── Excerpt to read ──
When Believers Cease to Believe in the Supernatural

by | May 29, 2014 | Supernatural & Dreams

As the pastor of a Primitive Baptist church, my friend Charles Carrin was an ardent cessationist and entrenched five-point Calvinist for many years. He subscribed—as all cessationists do—to what I believe to be an unbiblical view: that God by His own will “ceased” long ago to deal with His people in a direct manner supernaturally. No more supernatural healings. No visions. No direct revelation. None of the gifts of the Holy Spirit in operation.

Cessationists do believe in the supernatural occurrences in Scripture, of course, but they have no expectation that God will intervene supernaturally today except, perhaps, through providence. But the notion of the gifts of the Spirit being in operation today, as in 1 Corinthians 12:10-12, is out of the question.

Even so, one day my Baptist friend prayed something like this: “Lord, I want to be filled with Your Holy Spirit, but I have three conditions: I don’t want to shout, I don’t want to be spectacular and I don’t want to speak in tongues. Now, with that in mind, You may proceed.”

Nothing happened.

As it turns out, he was also a chaplain at the federal prison in Atlanta. He was assigned to a man who had been converted and filled with the Holy Spirit after being imprisoned. Whereas Charles went weekly to minister to this man, the prisoner began to minister to Charles. It is one of the most amazing reversals of role I have come across.
───
Goal 1
In the article on ceasing to believe in the supernatural, rewrite the part that opens with the words "Nothing happened." and closes with "have come across.", replacing "Atlanta" with "Savannah".
Goal 2
Write the next part of the article on ceasing to believe in the supernatural, continuing on from its final sentence.
── Supplied data ──
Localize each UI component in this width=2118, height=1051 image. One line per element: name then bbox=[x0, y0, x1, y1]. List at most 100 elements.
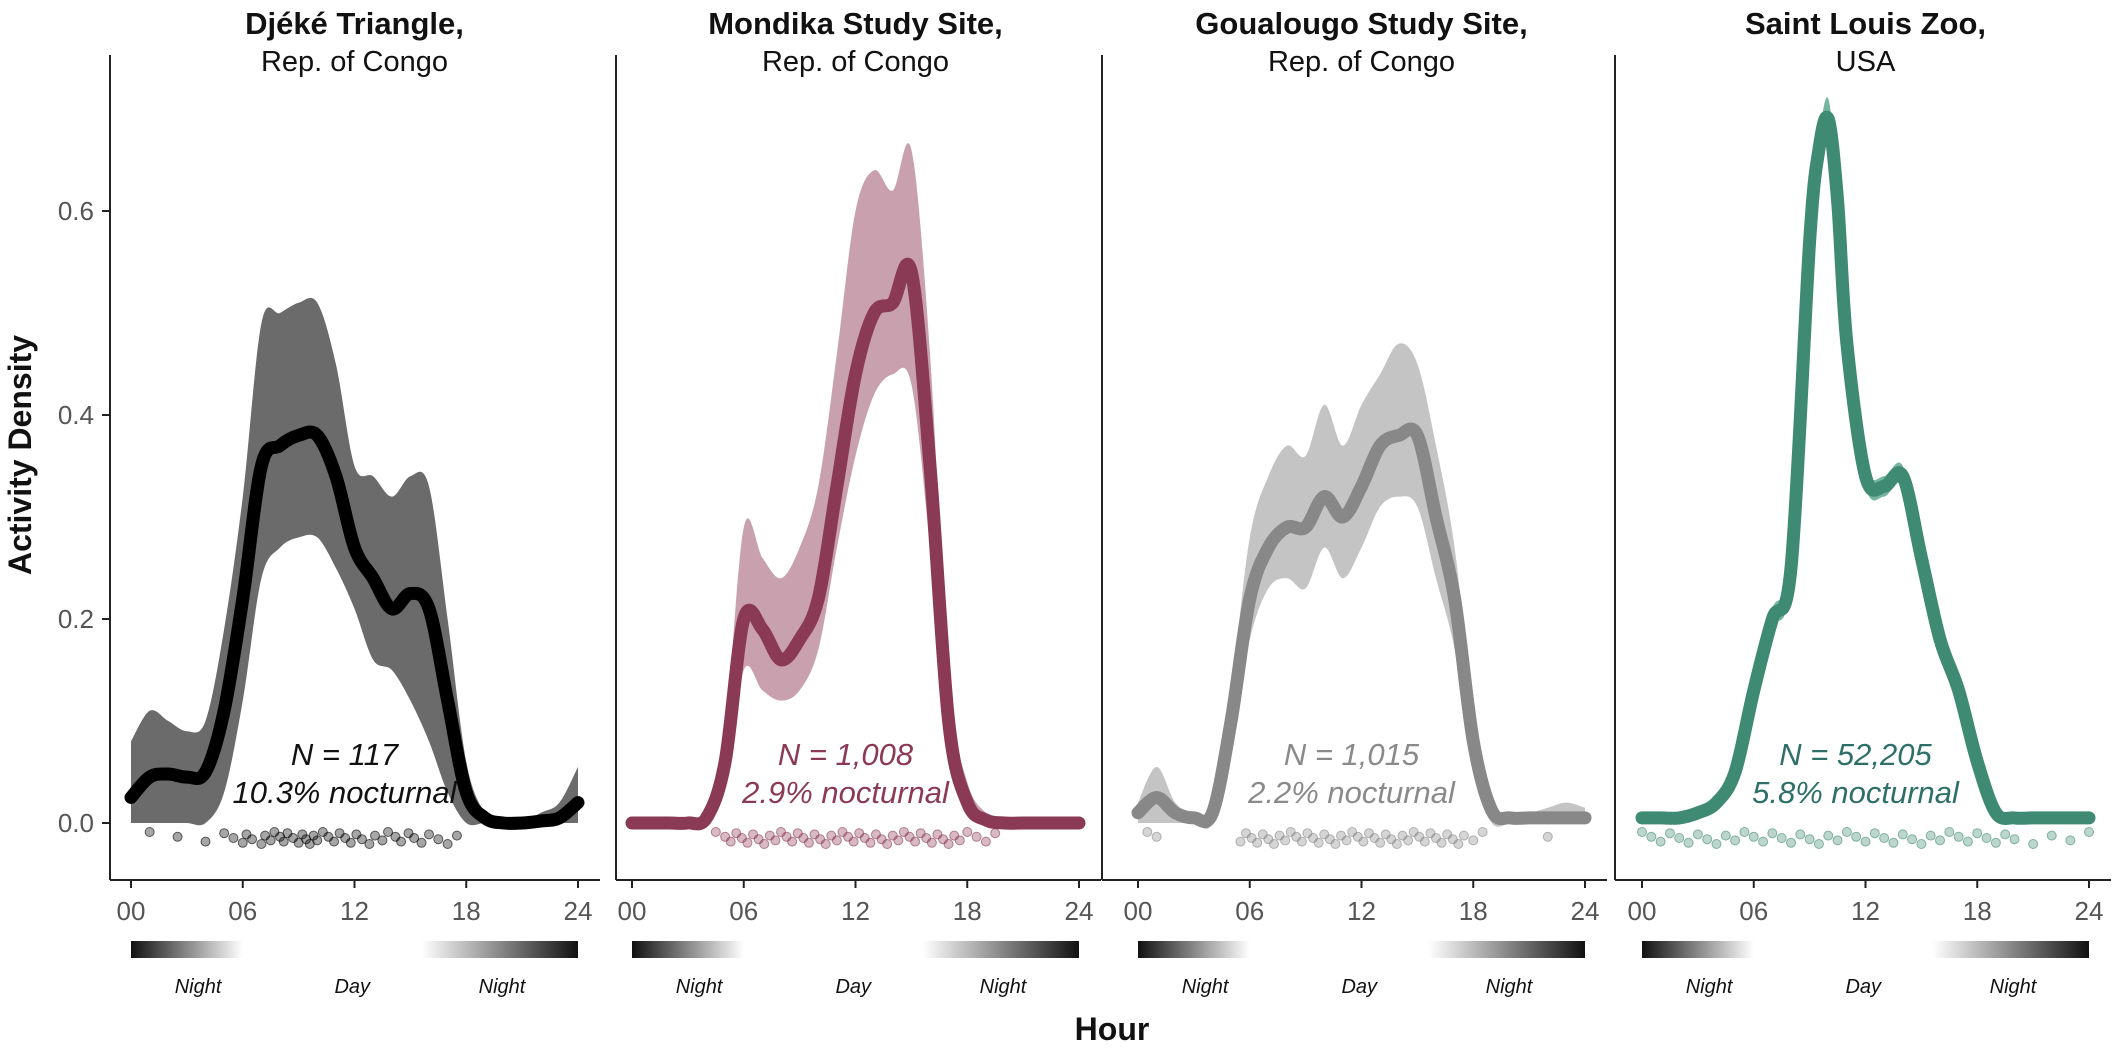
───
Final answer 1
Nothing happened.

As it turns out, he was also a chaplain at the federal prison in Savannah. He was assigned to a man who had been converted and filled with the Holy Spirit after being imprisoned. Whereas Charles went weekly to minister to this man, the prisoner began to minister to Charles. It is one of the most amazing reversals of role I have come across.

Final answer 2
Little by little Charles became hungry for God in a fresh way. After a long while he became willing to ask this prisoner to lay hands on him—with the prison guards watching. He invited the Holy Spirit to fall on him without any preconditions. He was filled with the Holy Spirit that day and was never to be the same again. He was eventually forced to resign his church.

Let’s Be Fair With Cessationists

One should never underestimate our cessationist friends’ love for God, Scripture, sound teaching and holy living. They are the salt of the earth. Some of them are among the greatest vanguards of Christian orthodoxy.

I repeat: They certainly do accept the miraculous in the Bible. They simply do not believe that God reveals Himself immediately and directly by revelation anymore. God, of course, could do it, they argue; He has simply and sovereignly chosen not to show His power as He did in the earliest church.

The absence of power, therefore, to the cessationist is not owing to our unbelief, lack of faith or expectancy. God Himself decided that kind of power was for the earliest church. Any amount of praying, fasting, intercession and waiting on God will not bring about His power. You cannot twist God’s arm to do what He decreed isn’t going to happen.

Cessationists do not want to appear smug or unreachable; they simply don’t believe the claims of charismatics and Pentecostals who have reportedly seen the miraculous. They are not questioning our honesty; they feel we have been either too optimistic, perhaps gullible, if not actually deceived.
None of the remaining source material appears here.